### PROBLEM SET
1 – Copy word for word the part of the hyaluronic acid passage between "Shocking Facts About" and "fancy technical name.)", inclusive.
2 – According to the hyaluronic acid passage, where was hyaluronic acid first discovered?

### SELECTED PASSAGE
Hyaluronic acid is also an important component of articular (joint) cartilage, and it’s the principal constituent of synovial fluid, which bathes and lubricates all our synovial joints. A synovial joint is a moving joint (not all joints move) in which the opposing bony surfaces are covered with a layer of cartilage within a membrane-lined cavity that is filled with synovial fluid and is reinforced by a fibrous capsule and ligaments. Together, the articular cartilage and synovial fluid act as a shock-absorbing cushion, keeping the ends of our bones at a safe distance from each other. (See the sidebar for how this works.)

Shocking Facts About Hyaluronic Acid

The word hyaluronic comes from the Greek hualos, meaning glass, and ouron, meaning urine; hence, hyaluronic acid means a glassy substance associated with urine. Bet you didn’t know that, or that hyalophobia is a morbid fear of glass objects—a condition that definitely does not afflict people who are prone to hyalophagia, the eating or chewing of glass. (There is no behavior so bizarre as not to have been given a fancy technical name.)

But why glass? Why urine? Hyaluronic acid (also known as hyaluronan) was first discovered in the vitreous humor—the clear, watery fluid that fills the eyeball behind the lens. Vitreous means glassy (our eyes are, after all, transparent), and so does the prefix hyalo-. As for the urine angle, read on, and you’ll see.

As mentioned in the article, hyaluronic acid (HA) is a glycosaminoglycan, and it’s the largest known member of this class of polymers. It’s composed of repeating units of a particular disaccharide (a two-sugar molecule) in extremely long, unbranched chains. Each such disaccharide pair (a dimer) consists of glucuronic acid and N-acetylglucosamine.

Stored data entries
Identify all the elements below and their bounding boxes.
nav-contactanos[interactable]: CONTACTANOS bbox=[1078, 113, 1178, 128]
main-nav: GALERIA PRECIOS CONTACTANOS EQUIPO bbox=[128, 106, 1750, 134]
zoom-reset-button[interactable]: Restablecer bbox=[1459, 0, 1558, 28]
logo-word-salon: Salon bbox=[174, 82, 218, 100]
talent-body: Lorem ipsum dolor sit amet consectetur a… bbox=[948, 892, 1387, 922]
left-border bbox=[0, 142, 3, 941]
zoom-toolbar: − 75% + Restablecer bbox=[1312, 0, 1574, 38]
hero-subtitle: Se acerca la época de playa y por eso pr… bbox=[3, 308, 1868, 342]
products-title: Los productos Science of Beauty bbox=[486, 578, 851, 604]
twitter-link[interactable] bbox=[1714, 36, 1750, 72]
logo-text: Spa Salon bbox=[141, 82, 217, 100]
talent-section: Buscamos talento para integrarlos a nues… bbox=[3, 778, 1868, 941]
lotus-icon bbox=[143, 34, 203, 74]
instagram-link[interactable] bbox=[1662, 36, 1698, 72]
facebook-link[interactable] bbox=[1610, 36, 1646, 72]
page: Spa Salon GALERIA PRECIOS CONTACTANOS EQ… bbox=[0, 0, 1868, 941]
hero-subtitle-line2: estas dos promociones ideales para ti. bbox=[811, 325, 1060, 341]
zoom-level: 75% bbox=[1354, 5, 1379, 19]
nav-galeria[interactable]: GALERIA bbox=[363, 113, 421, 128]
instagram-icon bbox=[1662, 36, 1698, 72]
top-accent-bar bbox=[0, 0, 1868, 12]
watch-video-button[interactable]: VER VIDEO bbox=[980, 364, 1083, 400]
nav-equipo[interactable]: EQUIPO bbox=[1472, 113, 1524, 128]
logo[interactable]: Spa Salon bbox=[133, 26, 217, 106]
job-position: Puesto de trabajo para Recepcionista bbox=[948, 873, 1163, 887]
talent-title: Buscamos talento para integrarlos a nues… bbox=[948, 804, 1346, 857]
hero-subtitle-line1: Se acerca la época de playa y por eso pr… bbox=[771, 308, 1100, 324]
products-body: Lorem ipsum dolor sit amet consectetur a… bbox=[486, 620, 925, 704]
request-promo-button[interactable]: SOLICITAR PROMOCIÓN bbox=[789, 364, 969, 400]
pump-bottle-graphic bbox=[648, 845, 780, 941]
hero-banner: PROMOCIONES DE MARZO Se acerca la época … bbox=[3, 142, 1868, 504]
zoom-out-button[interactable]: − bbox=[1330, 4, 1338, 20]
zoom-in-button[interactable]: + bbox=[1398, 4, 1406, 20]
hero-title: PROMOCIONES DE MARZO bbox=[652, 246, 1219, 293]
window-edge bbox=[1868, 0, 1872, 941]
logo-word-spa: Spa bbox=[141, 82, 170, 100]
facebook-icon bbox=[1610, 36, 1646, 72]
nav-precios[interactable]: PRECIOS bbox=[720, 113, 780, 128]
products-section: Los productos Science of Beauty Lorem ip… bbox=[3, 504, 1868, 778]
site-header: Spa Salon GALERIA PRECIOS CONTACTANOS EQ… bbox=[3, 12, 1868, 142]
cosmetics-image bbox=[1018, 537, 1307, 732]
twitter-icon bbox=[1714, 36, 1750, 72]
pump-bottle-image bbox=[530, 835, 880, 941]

### OUTPUTS IN ORDER
1 –
Shocking Facts About Hyaluronic Acid

The word hyaluronic comes from the Greek hualos, meaning glass, and ouron, meaning urine; hence, hyaluronic acid means a glassy substance associated with urine. Bet you didn’t know that, or that hyalophobia is a morbid fear of glass objects—a condition that definitely does not afflict people who are prone to hyalophagia, the eating or chewing of glass. (There is no behavior so bizarre as not to have been given a fancy technical name.)

2 – In the vitreous humor, the clear, watery fluid that fills the eyeball behind the lens.